What to work on. From the entries below, extract every line that includes the word "Zentrum".

Input.
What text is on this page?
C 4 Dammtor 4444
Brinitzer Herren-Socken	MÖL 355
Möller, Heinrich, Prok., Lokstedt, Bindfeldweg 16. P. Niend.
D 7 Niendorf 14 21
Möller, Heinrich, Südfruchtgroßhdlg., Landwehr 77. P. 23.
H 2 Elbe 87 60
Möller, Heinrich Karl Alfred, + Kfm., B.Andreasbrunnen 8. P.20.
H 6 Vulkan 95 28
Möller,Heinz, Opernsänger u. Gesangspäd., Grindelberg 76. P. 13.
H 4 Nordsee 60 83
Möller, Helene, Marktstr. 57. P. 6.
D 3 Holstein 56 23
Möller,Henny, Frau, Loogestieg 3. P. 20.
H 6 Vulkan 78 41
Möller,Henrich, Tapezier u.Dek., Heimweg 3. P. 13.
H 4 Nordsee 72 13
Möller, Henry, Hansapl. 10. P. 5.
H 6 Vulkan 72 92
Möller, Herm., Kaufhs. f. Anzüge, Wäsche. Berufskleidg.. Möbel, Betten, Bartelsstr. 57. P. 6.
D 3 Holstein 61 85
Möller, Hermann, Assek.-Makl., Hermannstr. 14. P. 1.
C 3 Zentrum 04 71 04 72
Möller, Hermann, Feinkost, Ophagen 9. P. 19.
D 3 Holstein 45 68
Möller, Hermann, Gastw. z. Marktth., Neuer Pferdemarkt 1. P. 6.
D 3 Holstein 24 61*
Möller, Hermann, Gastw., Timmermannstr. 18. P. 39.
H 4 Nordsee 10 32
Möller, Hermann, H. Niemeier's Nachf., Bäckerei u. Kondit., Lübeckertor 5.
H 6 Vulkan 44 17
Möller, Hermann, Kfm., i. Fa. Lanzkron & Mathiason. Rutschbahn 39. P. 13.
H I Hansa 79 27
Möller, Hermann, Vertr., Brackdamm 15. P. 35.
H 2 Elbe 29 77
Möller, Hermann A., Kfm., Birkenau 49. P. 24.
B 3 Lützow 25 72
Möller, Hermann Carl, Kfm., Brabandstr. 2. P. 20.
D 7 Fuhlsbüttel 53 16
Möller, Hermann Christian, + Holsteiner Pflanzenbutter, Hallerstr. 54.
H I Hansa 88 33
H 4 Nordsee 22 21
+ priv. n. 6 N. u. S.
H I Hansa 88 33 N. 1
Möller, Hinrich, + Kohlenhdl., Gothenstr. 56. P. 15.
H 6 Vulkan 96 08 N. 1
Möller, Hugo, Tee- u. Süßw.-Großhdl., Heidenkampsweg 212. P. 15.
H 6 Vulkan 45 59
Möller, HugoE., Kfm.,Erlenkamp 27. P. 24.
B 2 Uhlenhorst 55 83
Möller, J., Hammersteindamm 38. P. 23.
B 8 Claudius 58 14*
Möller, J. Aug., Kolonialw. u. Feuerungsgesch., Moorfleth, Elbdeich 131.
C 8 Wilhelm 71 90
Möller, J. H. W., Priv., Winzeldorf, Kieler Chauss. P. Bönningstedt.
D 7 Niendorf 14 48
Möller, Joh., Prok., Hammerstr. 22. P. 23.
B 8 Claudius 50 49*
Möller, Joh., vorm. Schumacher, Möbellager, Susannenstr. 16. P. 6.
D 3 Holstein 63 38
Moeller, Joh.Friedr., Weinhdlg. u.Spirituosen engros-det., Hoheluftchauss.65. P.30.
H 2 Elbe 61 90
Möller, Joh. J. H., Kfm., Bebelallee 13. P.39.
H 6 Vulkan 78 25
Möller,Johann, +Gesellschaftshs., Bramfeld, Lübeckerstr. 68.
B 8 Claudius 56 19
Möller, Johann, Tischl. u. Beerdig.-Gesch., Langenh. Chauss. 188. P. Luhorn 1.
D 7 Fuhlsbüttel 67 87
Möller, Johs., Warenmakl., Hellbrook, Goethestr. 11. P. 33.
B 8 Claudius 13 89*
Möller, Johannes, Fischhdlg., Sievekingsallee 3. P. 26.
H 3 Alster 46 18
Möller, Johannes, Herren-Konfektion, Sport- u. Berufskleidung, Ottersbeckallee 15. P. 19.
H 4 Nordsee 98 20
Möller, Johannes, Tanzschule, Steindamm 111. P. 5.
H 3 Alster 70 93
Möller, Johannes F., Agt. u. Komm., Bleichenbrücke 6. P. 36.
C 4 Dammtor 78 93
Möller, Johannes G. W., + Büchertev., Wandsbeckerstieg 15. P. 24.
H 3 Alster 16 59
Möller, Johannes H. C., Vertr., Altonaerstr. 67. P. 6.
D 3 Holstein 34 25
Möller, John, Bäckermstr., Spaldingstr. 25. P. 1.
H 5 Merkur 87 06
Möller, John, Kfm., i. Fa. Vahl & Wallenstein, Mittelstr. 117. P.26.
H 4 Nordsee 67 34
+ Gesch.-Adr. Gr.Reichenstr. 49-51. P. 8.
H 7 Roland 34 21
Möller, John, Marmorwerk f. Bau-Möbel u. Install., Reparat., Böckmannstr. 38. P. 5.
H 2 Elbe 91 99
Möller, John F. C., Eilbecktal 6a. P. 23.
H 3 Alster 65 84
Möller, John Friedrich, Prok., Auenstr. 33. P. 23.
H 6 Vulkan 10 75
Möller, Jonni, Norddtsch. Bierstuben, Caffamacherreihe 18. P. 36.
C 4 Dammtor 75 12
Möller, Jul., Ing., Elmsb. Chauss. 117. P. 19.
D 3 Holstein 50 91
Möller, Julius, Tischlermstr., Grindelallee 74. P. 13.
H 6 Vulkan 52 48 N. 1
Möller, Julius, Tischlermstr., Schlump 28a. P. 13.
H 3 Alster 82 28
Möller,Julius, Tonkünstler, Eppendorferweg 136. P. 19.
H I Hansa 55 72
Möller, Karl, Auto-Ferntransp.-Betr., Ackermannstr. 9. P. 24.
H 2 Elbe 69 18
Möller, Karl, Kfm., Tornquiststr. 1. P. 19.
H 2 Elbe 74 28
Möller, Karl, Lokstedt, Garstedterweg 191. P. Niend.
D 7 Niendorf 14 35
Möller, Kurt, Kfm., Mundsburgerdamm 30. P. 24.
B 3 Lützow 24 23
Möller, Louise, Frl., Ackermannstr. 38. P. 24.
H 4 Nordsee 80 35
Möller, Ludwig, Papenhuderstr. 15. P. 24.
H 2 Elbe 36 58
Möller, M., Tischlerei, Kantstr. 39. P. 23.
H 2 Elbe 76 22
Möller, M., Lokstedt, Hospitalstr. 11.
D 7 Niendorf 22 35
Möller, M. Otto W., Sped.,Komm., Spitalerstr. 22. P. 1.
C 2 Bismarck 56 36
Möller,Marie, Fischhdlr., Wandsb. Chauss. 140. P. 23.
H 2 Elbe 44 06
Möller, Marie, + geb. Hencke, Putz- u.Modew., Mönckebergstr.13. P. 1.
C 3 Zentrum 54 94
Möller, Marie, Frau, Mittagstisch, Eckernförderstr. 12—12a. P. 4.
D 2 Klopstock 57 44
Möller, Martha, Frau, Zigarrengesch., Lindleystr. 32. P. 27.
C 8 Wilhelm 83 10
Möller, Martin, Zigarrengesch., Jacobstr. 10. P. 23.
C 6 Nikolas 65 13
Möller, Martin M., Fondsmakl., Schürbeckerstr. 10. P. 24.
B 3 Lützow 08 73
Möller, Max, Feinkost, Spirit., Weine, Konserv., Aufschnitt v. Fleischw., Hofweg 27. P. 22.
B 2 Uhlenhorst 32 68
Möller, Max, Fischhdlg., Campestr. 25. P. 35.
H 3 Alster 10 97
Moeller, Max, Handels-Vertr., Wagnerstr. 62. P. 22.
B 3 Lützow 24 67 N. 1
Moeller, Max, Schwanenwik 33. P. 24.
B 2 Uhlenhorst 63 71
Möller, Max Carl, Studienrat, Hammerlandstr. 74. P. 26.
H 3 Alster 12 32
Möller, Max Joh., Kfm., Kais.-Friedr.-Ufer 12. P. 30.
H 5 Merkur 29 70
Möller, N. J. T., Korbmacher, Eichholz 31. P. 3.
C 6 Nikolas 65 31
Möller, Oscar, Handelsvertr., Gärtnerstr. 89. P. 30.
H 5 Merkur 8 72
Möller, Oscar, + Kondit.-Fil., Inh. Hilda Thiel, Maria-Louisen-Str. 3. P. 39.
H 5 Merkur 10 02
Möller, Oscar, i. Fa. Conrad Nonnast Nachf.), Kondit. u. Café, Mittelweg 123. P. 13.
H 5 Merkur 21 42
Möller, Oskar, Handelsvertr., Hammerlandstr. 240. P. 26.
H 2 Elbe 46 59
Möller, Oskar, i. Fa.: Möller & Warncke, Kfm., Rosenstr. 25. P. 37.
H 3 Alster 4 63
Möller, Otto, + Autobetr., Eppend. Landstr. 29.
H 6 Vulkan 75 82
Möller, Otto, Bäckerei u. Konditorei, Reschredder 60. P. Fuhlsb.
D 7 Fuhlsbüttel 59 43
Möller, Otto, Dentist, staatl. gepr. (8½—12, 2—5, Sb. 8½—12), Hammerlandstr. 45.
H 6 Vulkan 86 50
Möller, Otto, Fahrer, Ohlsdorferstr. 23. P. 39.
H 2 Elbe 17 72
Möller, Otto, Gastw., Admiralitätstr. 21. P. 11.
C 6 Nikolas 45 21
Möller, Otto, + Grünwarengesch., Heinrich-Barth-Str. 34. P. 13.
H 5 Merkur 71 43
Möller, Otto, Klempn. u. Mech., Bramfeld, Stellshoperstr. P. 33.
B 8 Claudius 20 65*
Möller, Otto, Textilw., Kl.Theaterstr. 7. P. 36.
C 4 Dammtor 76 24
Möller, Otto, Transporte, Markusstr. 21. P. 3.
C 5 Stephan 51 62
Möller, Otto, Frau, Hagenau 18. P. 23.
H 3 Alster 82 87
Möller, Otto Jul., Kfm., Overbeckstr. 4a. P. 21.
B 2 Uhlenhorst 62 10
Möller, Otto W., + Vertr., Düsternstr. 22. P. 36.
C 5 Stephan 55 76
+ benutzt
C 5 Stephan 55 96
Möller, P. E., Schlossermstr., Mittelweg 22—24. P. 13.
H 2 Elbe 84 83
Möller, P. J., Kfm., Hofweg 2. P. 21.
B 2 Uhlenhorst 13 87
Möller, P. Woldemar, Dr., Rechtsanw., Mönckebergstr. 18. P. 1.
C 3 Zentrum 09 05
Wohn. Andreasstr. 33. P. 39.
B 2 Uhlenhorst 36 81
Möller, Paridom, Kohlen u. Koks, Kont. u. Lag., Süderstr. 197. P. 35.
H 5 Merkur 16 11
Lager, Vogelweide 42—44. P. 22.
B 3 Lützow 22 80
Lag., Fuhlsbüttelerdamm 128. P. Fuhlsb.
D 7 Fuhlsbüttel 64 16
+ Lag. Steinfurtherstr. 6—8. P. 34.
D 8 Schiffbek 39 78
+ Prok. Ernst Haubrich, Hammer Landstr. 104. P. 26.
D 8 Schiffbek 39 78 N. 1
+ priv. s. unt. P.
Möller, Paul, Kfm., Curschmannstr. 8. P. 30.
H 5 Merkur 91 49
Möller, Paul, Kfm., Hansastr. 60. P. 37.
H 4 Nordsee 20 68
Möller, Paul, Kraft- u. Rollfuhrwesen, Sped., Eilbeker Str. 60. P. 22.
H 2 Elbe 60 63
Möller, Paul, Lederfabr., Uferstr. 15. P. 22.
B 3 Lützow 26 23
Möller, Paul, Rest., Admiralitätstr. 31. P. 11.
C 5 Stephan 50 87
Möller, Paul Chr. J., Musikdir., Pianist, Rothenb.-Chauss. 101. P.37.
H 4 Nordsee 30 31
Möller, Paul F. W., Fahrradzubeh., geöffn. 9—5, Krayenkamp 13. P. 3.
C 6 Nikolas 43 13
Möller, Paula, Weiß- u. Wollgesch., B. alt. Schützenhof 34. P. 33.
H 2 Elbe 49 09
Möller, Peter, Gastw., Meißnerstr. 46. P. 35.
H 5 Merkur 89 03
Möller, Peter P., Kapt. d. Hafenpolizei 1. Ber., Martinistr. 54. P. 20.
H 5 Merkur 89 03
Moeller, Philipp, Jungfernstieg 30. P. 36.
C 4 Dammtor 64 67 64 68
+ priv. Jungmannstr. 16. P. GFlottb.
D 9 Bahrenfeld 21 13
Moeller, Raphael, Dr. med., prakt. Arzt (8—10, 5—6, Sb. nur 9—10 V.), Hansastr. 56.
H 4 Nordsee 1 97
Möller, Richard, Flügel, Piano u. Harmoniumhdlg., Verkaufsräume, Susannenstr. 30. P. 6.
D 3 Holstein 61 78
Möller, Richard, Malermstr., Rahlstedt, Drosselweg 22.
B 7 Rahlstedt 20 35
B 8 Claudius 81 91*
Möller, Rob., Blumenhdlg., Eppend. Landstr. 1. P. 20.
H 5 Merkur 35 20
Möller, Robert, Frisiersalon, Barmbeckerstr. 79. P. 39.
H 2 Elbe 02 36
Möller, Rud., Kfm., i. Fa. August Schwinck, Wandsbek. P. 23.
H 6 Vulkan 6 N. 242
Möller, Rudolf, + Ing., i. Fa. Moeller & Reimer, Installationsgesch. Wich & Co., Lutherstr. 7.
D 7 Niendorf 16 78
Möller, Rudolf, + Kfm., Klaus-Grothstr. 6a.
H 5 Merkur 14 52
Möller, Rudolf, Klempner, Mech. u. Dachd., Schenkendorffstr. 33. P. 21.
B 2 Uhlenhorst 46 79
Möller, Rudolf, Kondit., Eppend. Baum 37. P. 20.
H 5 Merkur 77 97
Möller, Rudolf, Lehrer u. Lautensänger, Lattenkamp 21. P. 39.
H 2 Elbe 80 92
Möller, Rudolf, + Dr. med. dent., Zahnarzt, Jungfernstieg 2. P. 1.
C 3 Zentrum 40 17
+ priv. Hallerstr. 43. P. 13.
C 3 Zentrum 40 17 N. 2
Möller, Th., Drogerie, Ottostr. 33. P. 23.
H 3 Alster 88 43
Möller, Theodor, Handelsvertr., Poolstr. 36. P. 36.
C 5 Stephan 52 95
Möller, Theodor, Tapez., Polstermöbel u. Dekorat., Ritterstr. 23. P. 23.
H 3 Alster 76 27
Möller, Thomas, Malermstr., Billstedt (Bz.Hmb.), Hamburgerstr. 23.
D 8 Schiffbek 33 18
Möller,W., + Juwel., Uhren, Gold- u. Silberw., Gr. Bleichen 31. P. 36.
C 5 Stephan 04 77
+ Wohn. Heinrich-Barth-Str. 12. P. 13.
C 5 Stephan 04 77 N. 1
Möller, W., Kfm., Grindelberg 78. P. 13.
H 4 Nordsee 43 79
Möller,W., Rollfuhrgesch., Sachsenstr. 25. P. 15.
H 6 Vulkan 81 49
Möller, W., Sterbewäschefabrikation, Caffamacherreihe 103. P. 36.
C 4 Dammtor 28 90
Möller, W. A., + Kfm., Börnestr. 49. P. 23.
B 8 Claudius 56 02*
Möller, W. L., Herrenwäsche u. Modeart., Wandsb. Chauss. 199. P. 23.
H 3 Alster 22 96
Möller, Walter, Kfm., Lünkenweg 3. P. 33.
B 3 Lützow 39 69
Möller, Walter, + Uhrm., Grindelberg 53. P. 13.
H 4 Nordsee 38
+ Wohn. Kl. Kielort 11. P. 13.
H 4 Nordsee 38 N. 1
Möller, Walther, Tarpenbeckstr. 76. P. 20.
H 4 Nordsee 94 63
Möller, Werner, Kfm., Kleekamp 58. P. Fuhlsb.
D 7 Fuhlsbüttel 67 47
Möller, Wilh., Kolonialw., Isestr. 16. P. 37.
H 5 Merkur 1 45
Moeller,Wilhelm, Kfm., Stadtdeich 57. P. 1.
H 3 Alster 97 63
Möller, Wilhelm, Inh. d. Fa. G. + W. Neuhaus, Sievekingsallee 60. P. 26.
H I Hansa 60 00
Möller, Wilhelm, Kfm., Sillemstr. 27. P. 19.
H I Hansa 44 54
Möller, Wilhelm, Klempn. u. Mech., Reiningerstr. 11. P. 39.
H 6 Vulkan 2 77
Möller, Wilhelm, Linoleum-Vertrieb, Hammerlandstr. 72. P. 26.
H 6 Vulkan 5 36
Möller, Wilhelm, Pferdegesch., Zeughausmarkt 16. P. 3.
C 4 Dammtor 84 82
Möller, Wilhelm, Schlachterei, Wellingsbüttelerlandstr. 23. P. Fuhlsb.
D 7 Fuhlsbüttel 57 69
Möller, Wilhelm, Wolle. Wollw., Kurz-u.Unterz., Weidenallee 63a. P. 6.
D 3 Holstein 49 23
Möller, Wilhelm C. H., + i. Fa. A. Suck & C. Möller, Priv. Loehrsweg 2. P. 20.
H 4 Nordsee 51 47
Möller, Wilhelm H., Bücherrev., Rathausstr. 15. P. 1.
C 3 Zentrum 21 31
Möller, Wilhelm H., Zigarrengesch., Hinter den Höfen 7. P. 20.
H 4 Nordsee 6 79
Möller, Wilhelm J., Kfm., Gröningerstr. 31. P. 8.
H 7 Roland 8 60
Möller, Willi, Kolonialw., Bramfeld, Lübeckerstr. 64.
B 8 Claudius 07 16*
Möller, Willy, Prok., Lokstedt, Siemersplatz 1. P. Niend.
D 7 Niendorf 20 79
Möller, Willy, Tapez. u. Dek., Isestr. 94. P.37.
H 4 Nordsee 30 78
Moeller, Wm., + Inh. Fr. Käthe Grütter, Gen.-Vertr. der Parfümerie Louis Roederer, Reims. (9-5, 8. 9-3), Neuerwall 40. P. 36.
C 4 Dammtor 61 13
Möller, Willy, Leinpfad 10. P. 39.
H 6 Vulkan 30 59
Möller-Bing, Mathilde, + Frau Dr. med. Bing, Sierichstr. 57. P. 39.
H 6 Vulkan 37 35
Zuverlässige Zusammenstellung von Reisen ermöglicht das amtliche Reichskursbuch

Written solution.
C 3 Zentrum 04 71 04 72
C 3 Zentrum 54 94
C 3 Zentrum 09 05
C 3 Zentrum 40 17
C 3 Zentrum 40 17 N. 2
C 3 Zentrum 21 31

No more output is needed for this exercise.